Pictures do not belong in your copy. Repeat all the other data exactly.

=== Data section ===

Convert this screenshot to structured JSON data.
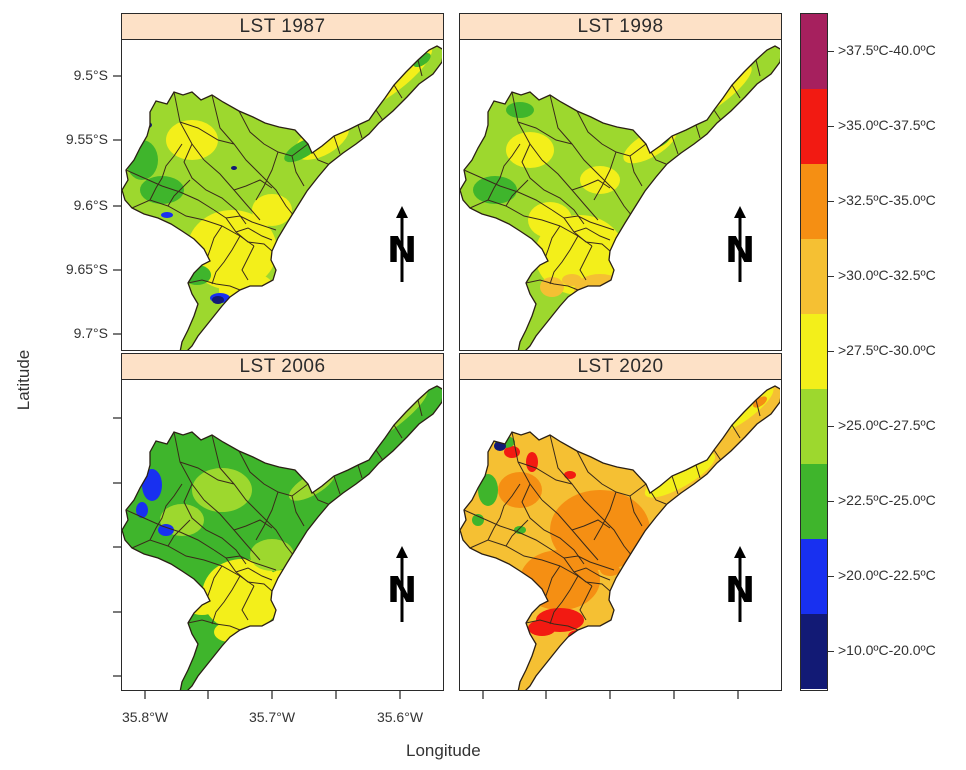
{
  "panels": [
    {
      "title": "LST  1987"
    },
    {
      "title": "LST  1998"
    },
    {
      "title": "LST  2006"
    },
    {
      "title": "LST  2020"
    }
  ],
  "axes": {
    "xlabel": "Longitude",
    "ylabel": "Latitude",
    "yticks": [
      "9.5°S",
      "9.55°S",
      "9.6°S",
      "9.65°S",
      "9.7°S"
    ],
    "xticks": [
      "35.8°W",
      "35.7°W",
      "35.6°W"
    ]
  },
  "legend": {
    "items": [
      {
        "label": ">37.5ºC-40.0ºC",
        "color": "#a6205e"
      },
      {
        "label": ">35.0ºC-37.5ºC",
        "color": "#f21a12"
      },
      {
        "label": ">32.5ºC-35.0ºC",
        "color": "#f58f13"
      },
      {
        "label": ">30.0ºC-32.5ºC",
        "color": "#f5c033"
      },
      {
        "label": ">27.5ºC-30.0ºC",
        "color": "#f3ef1a"
      },
      {
        "label": ">25.0ºC-27.5ºC",
        "color": "#9dd82e"
      },
      {
        "label": ">22.5ºC-25.0ºC",
        "color": "#3fb52c"
      },
      {
        "label": ">20.0ºC-22.5ºC",
        "color": "#1830f0"
      },
      {
        "label": ">10.0ºC-20.0ºC",
        "color": "#121a75"
      }
    ]
  },
  "north_arrow": {
    "label": "N"
  }
}
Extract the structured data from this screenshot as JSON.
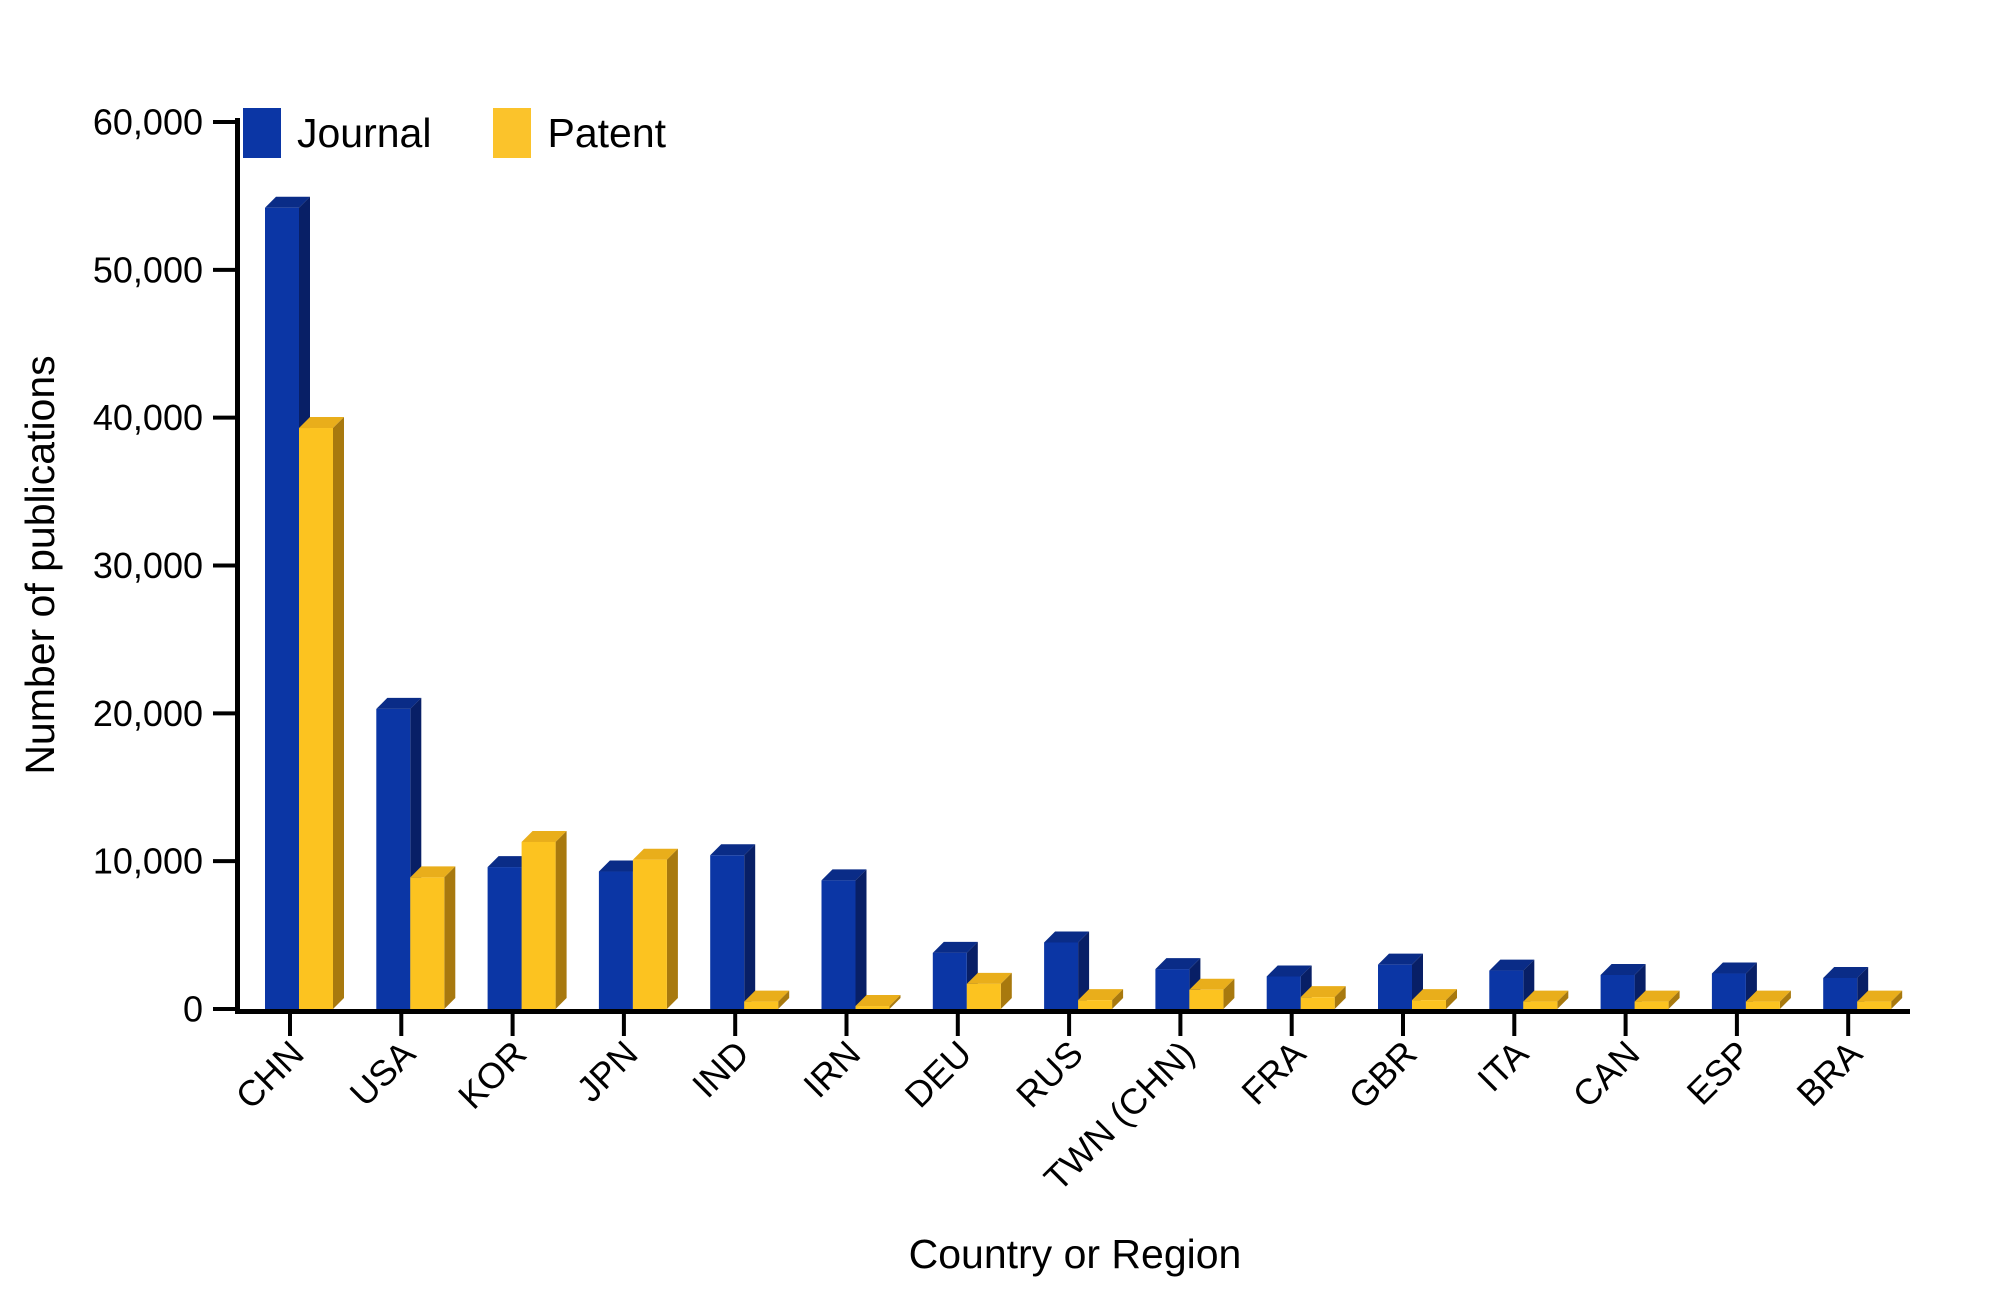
{
  "chart_data": {
    "type": "bar",
    "bar_style": "3d-grouped",
    "title": "",
    "xlabel": "Country or Region",
    "ylabel": "Number of publications",
    "categories": [
      "CHN",
      "USA",
      "KOR",
      "JPN",
      "IND",
      "IRN",
      "DEU",
      "RUS",
      "TWN (CHN)",
      "FRA",
      "GBR",
      "ITA",
      "CAN",
      "ESP",
      "BRA"
    ],
    "series": [
      {
        "name": "Journal",
        "values": [
          54200,
          20300,
          9600,
          9300,
          10400,
          8700,
          3800,
          4500,
          2700,
          2200,
          3000,
          2600,
          2300,
          2400,
          2100
        ],
        "colors": {
          "front": "#0B36A5",
          "top": "#0A2C87",
          "side": "#081F66"
        }
      },
      {
        "name": "Patent",
        "values": [
          39300,
          8900,
          11300,
          10100,
          500,
          200,
          1700,
          600,
          1300,
          800,
          600,
          500,
          500,
          500,
          500
        ],
        "colors": {
          "front": "#FCC320",
          "top": "#E9AE1B",
          "side": "#A8790E"
        }
      }
    ],
    "ylim": [
      0,
      60000
    ],
    "yticks": [
      0,
      10000,
      20000,
      30000,
      40000,
      50000,
      60000
    ],
    "ytick_labels": [
      "0",
      "10,000",
      "20,000",
      "30,000",
      "40,000",
      "50,000",
      "60,000"
    ],
    "grid": false,
    "axis_color": "#000000",
    "background": "#FFFFFF",
    "legend": {
      "position": "top-left-inside",
      "items": [
        {
          "label": "Journal",
          "swatch": "#0B36A5"
        },
        {
          "label": "Patent",
          "swatch": "#FBC32B"
        }
      ]
    }
  }
}
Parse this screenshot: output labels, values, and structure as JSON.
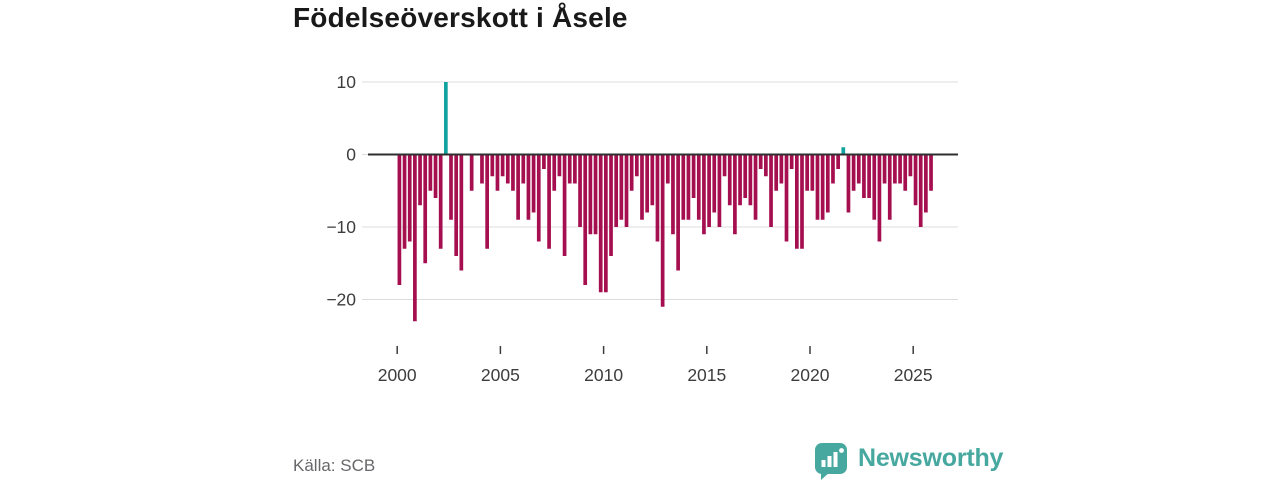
{
  "header": {
    "title": "Födelseöverskott i Åsele"
  },
  "footer": {
    "source_label": "Källa: SCB",
    "brand": {
      "name": "Newsworthy",
      "color": "#47a89f"
    }
  },
  "chart_data": {
    "type": "bar",
    "title": "Födelseöverskott i Åsele",
    "x_unit": "quarter",
    "start_year": 2000,
    "end_year": 2025,
    "x_tick_years": [
      2000,
      2005,
      2010,
      2015,
      2020,
      2025
    ],
    "y_ticks": [
      10,
      0,
      -10,
      -20
    ],
    "y_tick_labels": [
      "10",
      "0",
      "−10",
      "−20"
    ],
    "ylim": [
      -24,
      12
    ],
    "grid": true,
    "legend": false,
    "values": [
      -18,
      -13,
      -12,
      -23,
      -7,
      -15,
      -5,
      -6,
      -13,
      10,
      -9,
      -14,
      -16,
      0,
      -5,
      0,
      -4,
      -13,
      -3,
      -5,
      -3,
      -4,
      -5,
      -9,
      -4,
      -9,
      -8,
      -12,
      -2,
      -13,
      -5,
      -3,
      -14,
      -4,
      -4,
      -10,
      -18,
      -11,
      -11,
      -19,
      -19,
      -14,
      -10,
      -9,
      -10,
      -5,
      -3,
      -9,
      -8,
      -7,
      -12,
      -21,
      -4,
      -11,
      -16,
      -9,
      -9,
      -6,
      -9,
      -11,
      -10,
      -8,
      -10,
      -3,
      -7,
      -11,
      -7,
      -6,
      -7,
      -9,
      -2,
      -3,
      -10,
      -5,
      -4,
      -12,
      -2,
      -13,
      -13,
      -5,
      -5,
      -9,
      -9,
      -8,
      -4,
      -2,
      1,
      -8,
      -5,
      -4,
      -6,
      -6,
      -9,
      -12,
      -4,
      -9,
      -4,
      -4,
      -5,
      -3,
      -7,
      -10,
      -8,
      -5
    ],
    "colors": {
      "negative": "#a50f50",
      "positive": "#12a3a0",
      "gridline": "#dcdcdc",
      "axis": "#2f2f2f",
      "tick_text": "#3d3d3d"
    },
    "source": "Källa: SCB"
  }
}
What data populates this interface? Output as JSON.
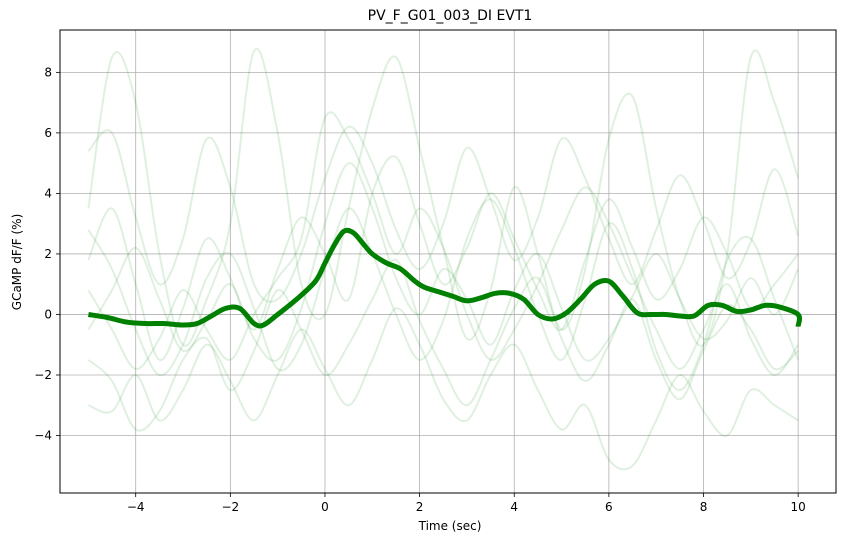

===

**The result:**
Convert this screenshot to structured JSON data.
{
  "panels": [
    {
      "title": "LST  1987"
    },
    {
      "title": "LST  1998"
    },
    {
      "title": "LST  2006"
    },
    {
      "title": "LST  2020"
    }
  ],
  "axes": {
    "xlabel": "Longitude",
    "ylabel": "Latitude",
    "yticks": [
      "9.5°S",
      "9.55°S",
      "9.6°S",
      "9.65°S",
      "9.7°S"
    ],
    "xticks": [
      "35.8°W",
      "35.7°W",
      "35.6°W"
    ]
  },
  "legend": {
    "items": [
      {
        "label": ">37.5ºC-40.0ºC",
        "color": "#a6205e"
      },
      {
        "label": ">35.0ºC-37.5ºC",
        "color": "#f21a12"
      },
      {
        "label": ">32.5ºC-35.0ºC",
        "color": "#f58f13"
      },
      {
        "label": ">30.0ºC-32.5ºC",
        "color": "#f5c033"
      },
      {
        "label": ">27.5ºC-30.0ºC",
        "color": "#f3ef1a"
      },
      {
        "label": ">25.0ºC-27.5ºC",
        "color": "#9dd82e"
      },
      {
        "label": ">22.5ºC-25.0ºC",
        "color": "#3fb52c"
      },
      {
        "label": ">20.0ºC-22.5ºC",
        "color": "#1830f0"
      },
      {
        "label": ">10.0ºC-20.0ºC",
        "color": "#121a75"
      }
    ]
  },
  "north_arrow": {
    "label": "N"
  }
}
Extract the structured data from this screenshot as JSON.
{
  "chart_data": {
    "type": "bar",
    "bar_style": "3d-grouped",
    "title": "",
    "xlabel": "Country or Region",
    "ylabel": "Number of publications",
    "categories": [
      "CHN",
      "USA",
      "KOR",
      "JPN",
      "IND",
      "IRN",
      "DEU",
      "RUS",
      "TWN (CHN)",
      "FRA",
      "GBR",
      "ITA",
      "CAN",
      "ESP",
      "BRA"
    ],
    "series": [
      {
        "name": "Journal",
        "values": [
          54200,
          20300,
          9600,
          9300,
          10400,
          8700,
          3800,
          4500,
          2700,
          2200,
          3000,
          2600,
          2300,
          2400,
          2100
        ],
        "colors": {
          "front": "#0B36A5",
          "top": "#0A2C87",
          "side": "#081F66"
        }
      },
      {
        "name": "Patent",
        "values": [
          39300,
          8900,
          11300,
          10100,
          500,
          200,
          1700,
          600,
          1300,
          800,
          600,
          500,
          500,
          500,
          500
        ],
        "colors": {
          "front": "#FCC320",
          "top": "#E9AE1B",
          "side": "#A8790E"
        }
      }
    ],
    "ylim": [
      0,
      60000
    ],
    "yticks": [
      0,
      10000,
      20000,
      30000,
      40000,
      50000,
      60000
    ],
    "ytick_labels": [
      "0",
      "10,000",
      "20,000",
      "30,000",
      "40,000",
      "50,000",
      "60,000"
    ],
    "grid": false,
    "axis_color": "#000000",
    "background": "#FFFFFF",
    "legend": {
      "position": "top-left-inside",
      "items": [
        {
          "label": "Journal",
          "swatch": "#0B36A5"
        },
        {
          "label": "Patent",
          "swatch": "#FBC32B"
        }
      ]
    }
  }
}
Parse this screenshot: output labels, values, and structure as JSON.
{
  "header": {
    "title": "Födelseöverskott i Åsele"
  },
  "footer": {
    "source_label": "Källa: SCB",
    "brand": {
      "name": "Newsworthy",
      "color": "#47a89f"
    }
  },
  "chart_data": {
    "type": "bar",
    "title": "Födelseöverskott i Åsele",
    "x_unit": "quarter",
    "start_year": 2000,
    "end_year": 2025,
    "x_tick_years": [
      2000,
      2005,
      2010,
      2015,
      2020,
      2025
    ],
    "y_ticks": [
      10,
      0,
      -10,
      -20
    ],
    "y_tick_labels": [
      "10",
      "0",
      "−10",
      "−20"
    ],
    "ylim": [
      -24,
      12
    ],
    "grid": true,
    "legend": false,
    "values": [
      -18,
      -13,
      -12,
      -23,
      -7,
      -15,
      -5,
      -6,
      -13,
      10,
      -9,
      -14,
      -16,
      0,
      -5,
      0,
      -4,
      -13,
      -3,
      -5,
      -3,
      -4,
      -5,
      -9,
      -4,
      -9,
      -8,
      -12,
      -2,
      -13,
      -5,
      -3,
      -14,
      -4,
      -4,
      -10,
      -18,
      -11,
      -11,
      -19,
      -19,
      -14,
      -10,
      -9,
      -10,
      -5,
      -3,
      -9,
      -8,
      -7,
      -12,
      -21,
      -4,
      -11,
      -16,
      -9,
      -9,
      -6,
      -9,
      -11,
      -10,
      -8,
      -10,
      -3,
      -7,
      -11,
      -7,
      -6,
      -7,
      -9,
      -2,
      -3,
      -10,
      -5,
      -4,
      -12,
      -2,
      -13,
      -13,
      -5,
      -5,
      -9,
      -9,
      -8,
      -4,
      -2,
      1,
      -8,
      -5,
      -4,
      -6,
      -6,
      -9,
      -12,
      -4,
      -9,
      -4,
      -4,
      -5,
      -3,
      -7,
      -10,
      -8,
      -5
    ],
    "colors": {
      "negative": "#a50f50",
      "positive": "#12a3a0",
      "gridline": "#dcdcdc",
      "axis": "#2f2f2f",
      "tick_text": "#3d3d3d"
    },
    "source": "Källa: SCB"
  }
}
What data populates this interface? Output as JSON.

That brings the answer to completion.